Go through the listing and return every line with "processes" in it.

(Entries from a dataset)

□ □ □ □

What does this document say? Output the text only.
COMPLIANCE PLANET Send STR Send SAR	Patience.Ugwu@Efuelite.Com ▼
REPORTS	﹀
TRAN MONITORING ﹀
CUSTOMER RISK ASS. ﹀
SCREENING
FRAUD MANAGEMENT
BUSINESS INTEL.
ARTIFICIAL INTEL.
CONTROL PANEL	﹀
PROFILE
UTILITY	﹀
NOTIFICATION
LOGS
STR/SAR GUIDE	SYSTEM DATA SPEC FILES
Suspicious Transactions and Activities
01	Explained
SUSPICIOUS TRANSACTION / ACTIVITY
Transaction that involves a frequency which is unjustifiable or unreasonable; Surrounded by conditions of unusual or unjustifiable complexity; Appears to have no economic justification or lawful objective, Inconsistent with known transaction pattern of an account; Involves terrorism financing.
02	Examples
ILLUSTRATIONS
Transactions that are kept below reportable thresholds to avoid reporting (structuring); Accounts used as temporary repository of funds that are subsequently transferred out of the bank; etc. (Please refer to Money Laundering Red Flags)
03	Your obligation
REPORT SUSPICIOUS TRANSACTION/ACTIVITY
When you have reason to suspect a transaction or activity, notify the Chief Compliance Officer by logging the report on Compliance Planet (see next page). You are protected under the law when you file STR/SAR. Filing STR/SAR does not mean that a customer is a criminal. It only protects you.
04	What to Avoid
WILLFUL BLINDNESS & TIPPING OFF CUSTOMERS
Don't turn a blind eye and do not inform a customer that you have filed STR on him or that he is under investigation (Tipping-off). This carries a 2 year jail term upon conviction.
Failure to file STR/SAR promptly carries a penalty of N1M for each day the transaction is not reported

□ □ □ □

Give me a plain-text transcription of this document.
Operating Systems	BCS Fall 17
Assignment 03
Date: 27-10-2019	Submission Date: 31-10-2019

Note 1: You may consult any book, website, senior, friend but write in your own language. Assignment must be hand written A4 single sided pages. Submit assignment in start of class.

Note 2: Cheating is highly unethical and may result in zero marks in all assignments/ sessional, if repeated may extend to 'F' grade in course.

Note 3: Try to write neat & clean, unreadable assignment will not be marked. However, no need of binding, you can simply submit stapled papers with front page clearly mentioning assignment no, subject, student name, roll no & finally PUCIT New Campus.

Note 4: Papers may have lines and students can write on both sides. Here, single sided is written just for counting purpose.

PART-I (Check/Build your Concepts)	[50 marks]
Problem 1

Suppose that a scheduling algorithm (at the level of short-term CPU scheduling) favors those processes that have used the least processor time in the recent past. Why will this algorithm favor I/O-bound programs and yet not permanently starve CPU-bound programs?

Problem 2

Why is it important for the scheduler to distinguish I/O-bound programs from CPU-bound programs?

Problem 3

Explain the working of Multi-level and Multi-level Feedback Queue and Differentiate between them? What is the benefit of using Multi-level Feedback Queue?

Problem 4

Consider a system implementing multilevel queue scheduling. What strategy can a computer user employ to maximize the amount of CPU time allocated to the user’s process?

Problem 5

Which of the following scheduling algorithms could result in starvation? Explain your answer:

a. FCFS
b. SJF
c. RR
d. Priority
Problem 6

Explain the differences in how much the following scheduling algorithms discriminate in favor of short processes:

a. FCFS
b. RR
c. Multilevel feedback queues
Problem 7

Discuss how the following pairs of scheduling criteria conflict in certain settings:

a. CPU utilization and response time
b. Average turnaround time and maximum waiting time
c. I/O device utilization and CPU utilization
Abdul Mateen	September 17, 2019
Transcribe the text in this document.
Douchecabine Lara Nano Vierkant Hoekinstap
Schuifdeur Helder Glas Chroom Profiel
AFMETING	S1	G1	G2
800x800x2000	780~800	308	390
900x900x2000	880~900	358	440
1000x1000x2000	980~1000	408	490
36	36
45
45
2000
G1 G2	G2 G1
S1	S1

□ □ □ □

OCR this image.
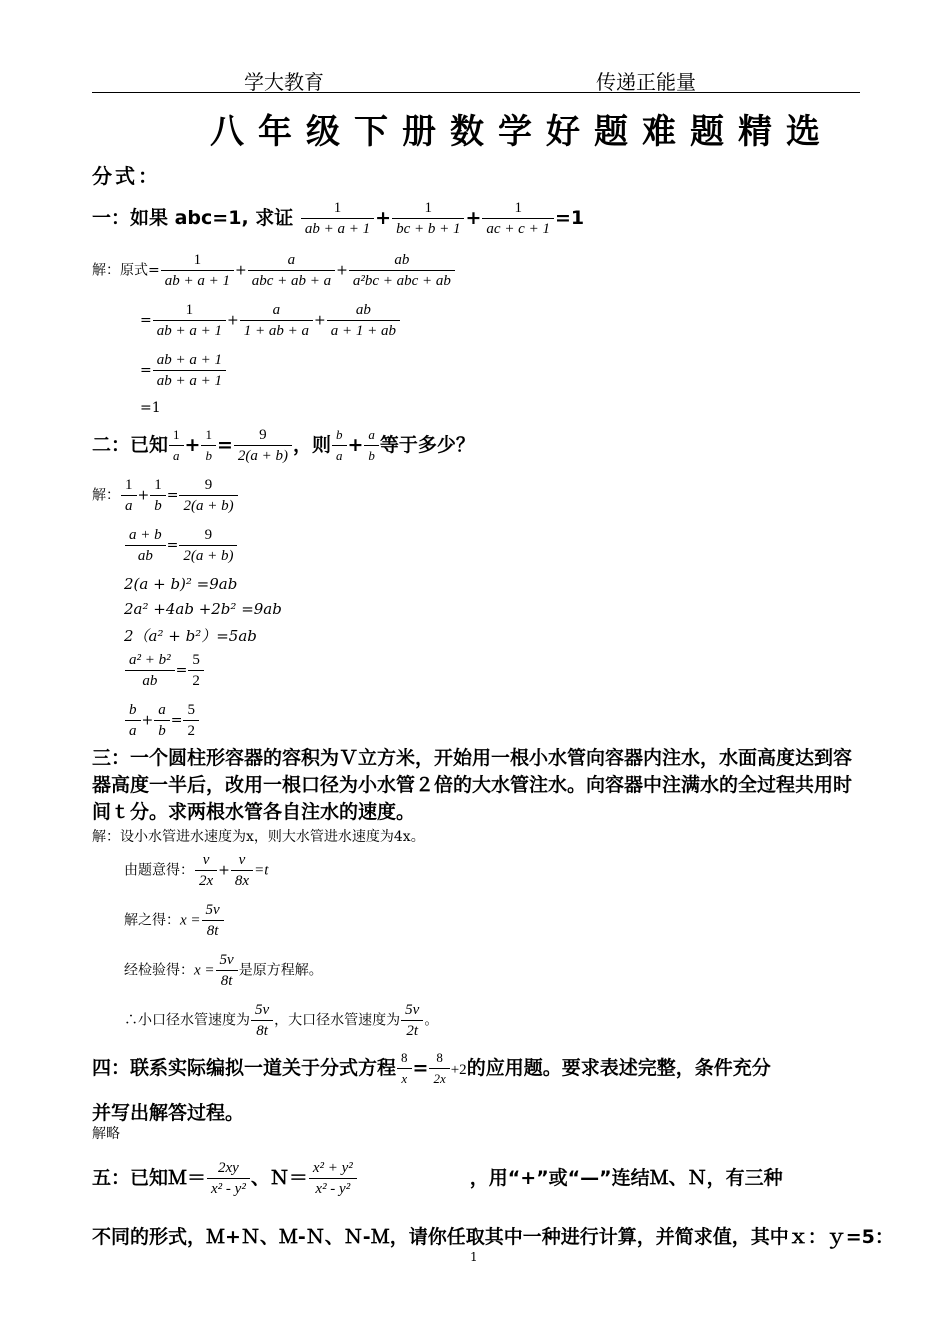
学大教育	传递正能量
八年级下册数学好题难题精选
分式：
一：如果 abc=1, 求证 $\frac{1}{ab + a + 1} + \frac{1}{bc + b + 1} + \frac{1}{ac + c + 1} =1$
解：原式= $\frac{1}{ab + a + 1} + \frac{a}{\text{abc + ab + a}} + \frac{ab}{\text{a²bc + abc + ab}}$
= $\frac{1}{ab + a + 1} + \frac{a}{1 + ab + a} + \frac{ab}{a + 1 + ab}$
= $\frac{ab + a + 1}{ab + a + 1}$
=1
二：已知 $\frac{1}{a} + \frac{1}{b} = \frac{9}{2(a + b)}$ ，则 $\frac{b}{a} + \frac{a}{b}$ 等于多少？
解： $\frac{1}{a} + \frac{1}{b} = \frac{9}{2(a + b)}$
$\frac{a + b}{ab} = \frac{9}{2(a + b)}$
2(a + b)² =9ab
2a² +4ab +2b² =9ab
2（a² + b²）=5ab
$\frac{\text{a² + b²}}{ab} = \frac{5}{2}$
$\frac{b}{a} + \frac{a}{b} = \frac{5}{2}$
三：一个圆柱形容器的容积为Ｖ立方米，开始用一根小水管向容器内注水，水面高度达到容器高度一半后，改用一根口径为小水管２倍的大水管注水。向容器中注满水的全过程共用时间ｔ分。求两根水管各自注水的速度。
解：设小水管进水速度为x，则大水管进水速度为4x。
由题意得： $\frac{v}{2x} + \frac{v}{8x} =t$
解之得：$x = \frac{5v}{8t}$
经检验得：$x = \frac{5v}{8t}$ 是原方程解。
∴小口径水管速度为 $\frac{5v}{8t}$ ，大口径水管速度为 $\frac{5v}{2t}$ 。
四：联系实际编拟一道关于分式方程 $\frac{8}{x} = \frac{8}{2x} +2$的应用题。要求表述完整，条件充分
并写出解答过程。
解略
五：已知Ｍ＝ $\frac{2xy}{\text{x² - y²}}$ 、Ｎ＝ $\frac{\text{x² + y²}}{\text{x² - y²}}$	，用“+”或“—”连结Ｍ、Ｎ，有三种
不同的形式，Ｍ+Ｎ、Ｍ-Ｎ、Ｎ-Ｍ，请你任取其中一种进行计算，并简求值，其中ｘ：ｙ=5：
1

□ □ □ □

* _TASK SOLUTION_:
Suppose that a scheduling algorithm (at the level of short-term CPU scheduling) favors those processes that have used the least processor time in the recent past. Why will this algorithm favor I/O-bound programs and yet not permanently starve CPU-bound programs?
Explain the differences in how much the following scheduling algorithms discriminate in favor of short processes:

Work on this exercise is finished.